■ Aim ■
Repeat the data below exactly, dropping any pictures it holds.

Figure record extracts
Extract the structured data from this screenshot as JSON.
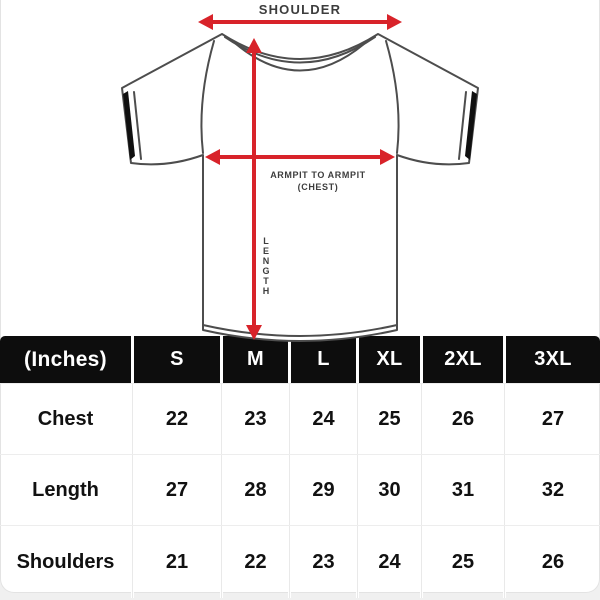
{
  "diagram": {
    "shoulder_label": "SHOULDER",
    "chest_label_line1": "ARMPIT TO ARMPIT",
    "chest_label_line2": "(CHEST)",
    "length_label": "LENGTH",
    "arrow_color": "#d8232a",
    "outline_color": "#4d4d4d"
  },
  "table": {
    "header_bg": "#0d0d0d",
    "header_text_color": "#ffffff",
    "unit_header": "(Inches)"
  },
  "chart_data": {
    "type": "table",
    "columns": [
      "(Inches)",
      "S",
      "M",
      "L",
      "XL",
      "2XL",
      "3XL"
    ],
    "rows": [
      {
        "label": "Chest",
        "values": [
          22,
          23,
          24,
          25,
          26,
          27
        ]
      },
      {
        "label": "Length",
        "values": [
          27,
          28,
          29,
          30,
          31,
          32
        ]
      },
      {
        "label": "Shoulders",
        "values": [
          21,
          22,
          23,
          24,
          25,
          26
        ]
      }
    ]
  }
}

■ Full solution ■
Extract the structured data from this screenshot as JSON.
{
  "diagram": {
    "shoulder_label": "SHOULDER",
    "chest_label_line1": "ARMPIT TO ARMPIT",
    "chest_label_line2": "(CHEST)",
    "length_label": "LENGTH",
    "arrow_color": "#d8232a",
    "outline_color": "#4d4d4d"
  },
  "table": {
    "header_bg": "#0d0d0d",
    "header_text_color": "#ffffff",
    "unit_header": "(Inches)"
  },
  "chart_data": {
    "type": "table",
    "columns": [
      "(Inches)",
      "S",
      "M",
      "L",
      "XL",
      "2XL",
      "3XL"
    ],
    "rows": [
      {
        "label": "Chest",
        "values": [
          22,
          23,
          24,
          25,
          26,
          27
        ]
      },
      {
        "label": "Length",
        "values": [
          27,
          28,
          29,
          30,
          31,
          32
        ]
      },
      {
        "label": "Shoulders",
        "values": [
          21,
          22,
          23,
          24,
          25,
          26
        ]
      }
    ]
  }
}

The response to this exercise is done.